> [RECORDED DATA]
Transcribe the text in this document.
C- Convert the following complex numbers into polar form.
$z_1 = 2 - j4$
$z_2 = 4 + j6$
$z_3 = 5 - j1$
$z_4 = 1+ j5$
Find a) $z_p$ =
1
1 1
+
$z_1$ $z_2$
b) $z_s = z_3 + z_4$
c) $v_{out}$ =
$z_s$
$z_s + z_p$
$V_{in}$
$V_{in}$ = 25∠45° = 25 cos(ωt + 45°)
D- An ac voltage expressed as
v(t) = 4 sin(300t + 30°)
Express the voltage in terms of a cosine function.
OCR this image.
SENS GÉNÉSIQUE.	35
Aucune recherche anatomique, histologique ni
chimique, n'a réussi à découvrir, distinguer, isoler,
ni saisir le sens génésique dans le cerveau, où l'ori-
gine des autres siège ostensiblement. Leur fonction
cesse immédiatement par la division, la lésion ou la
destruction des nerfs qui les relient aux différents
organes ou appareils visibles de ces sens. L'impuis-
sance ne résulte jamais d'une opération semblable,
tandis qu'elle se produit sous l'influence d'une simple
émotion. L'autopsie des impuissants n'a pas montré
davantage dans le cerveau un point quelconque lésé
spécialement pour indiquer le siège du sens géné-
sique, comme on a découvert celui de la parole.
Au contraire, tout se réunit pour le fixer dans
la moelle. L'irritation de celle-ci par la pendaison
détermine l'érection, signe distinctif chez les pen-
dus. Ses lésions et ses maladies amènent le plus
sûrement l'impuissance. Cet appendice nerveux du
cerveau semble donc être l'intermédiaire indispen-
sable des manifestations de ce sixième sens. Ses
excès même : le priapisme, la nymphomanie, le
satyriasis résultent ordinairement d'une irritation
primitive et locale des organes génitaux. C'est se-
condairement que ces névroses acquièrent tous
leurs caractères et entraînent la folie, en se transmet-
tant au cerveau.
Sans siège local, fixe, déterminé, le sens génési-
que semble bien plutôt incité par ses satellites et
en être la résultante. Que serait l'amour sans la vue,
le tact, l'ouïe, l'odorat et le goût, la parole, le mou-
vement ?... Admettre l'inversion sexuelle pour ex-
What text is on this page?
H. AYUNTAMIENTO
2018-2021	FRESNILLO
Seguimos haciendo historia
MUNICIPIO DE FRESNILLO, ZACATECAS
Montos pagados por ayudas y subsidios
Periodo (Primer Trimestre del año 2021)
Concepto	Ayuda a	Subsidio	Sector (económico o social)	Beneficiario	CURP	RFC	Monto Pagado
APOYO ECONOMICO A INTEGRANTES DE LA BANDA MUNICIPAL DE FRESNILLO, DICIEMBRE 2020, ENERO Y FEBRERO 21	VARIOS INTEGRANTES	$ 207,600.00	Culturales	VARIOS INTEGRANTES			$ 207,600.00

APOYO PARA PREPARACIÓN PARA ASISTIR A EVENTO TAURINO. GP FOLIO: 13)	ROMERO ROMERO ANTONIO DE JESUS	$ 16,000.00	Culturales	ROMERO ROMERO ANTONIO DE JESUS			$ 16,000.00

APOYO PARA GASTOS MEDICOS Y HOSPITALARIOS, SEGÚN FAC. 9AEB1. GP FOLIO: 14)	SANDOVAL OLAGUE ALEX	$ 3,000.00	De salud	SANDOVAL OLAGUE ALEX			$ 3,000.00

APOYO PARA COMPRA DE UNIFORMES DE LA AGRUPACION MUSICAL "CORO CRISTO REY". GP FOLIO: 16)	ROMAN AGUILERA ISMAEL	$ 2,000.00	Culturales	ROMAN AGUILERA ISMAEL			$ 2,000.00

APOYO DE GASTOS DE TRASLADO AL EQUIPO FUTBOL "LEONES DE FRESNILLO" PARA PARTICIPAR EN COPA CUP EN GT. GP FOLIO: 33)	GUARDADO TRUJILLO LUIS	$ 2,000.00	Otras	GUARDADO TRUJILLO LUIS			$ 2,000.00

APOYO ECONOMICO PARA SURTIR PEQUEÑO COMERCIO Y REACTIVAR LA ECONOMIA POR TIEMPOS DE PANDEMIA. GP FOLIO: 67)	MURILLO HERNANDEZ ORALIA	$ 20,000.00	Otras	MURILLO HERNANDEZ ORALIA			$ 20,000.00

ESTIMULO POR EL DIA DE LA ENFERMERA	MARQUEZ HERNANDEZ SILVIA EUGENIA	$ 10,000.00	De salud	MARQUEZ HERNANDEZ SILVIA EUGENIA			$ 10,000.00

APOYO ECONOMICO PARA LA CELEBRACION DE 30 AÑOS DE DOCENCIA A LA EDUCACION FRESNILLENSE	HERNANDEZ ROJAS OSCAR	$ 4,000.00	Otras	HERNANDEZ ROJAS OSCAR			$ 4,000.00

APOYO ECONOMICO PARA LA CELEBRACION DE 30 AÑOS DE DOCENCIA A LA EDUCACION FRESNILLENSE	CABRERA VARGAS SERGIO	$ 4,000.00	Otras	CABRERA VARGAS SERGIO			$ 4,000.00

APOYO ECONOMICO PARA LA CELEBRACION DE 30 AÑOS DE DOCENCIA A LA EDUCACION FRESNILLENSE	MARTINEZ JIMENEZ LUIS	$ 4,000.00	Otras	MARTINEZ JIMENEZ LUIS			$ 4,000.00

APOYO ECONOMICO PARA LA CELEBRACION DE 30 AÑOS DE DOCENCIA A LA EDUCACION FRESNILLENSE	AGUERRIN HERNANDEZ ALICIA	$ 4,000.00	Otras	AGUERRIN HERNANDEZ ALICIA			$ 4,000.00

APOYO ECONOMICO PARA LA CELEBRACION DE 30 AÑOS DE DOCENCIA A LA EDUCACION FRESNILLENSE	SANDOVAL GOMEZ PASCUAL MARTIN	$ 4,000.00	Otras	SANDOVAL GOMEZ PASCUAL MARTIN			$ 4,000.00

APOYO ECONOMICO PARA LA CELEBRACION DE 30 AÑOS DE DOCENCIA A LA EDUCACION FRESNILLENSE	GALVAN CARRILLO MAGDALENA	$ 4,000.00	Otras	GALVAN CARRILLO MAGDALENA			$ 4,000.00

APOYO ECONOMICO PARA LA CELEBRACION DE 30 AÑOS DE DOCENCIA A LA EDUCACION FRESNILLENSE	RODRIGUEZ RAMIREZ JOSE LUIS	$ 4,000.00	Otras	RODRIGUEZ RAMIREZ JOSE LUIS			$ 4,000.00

> [WHAT IS NEEDED]
Filter the records above for "FRESNILLO" and copy every matching line.

> [RESULT]
2018-2021	FRESNILLO
MUNICIPIO DE FRESNILLO, ZACATECAS
APOYO ECONOMICO A INTEGRANTES DE LA BANDA MUNICIPAL DE FRESNILLO, DICIEMBRE 2020, ENERO Y FEBRERO 21	VARIOS INTEGRANTES	$ 207,600.00	Culturales	VARIOS INTEGRANTES			$ 207,600.00
APOYO DE GASTOS DE TRASLADO AL EQUIPO FUTBOL "LEONES DE FRESNILLO" PARA PARTICIPAR EN COPA CUP EN GT. GP FOLIO: 33)	GUARDADO TRUJILLO LUIS	$ 2,000.00	Otras	GUARDADO TRUJILLO LUIS			$ 2,000.00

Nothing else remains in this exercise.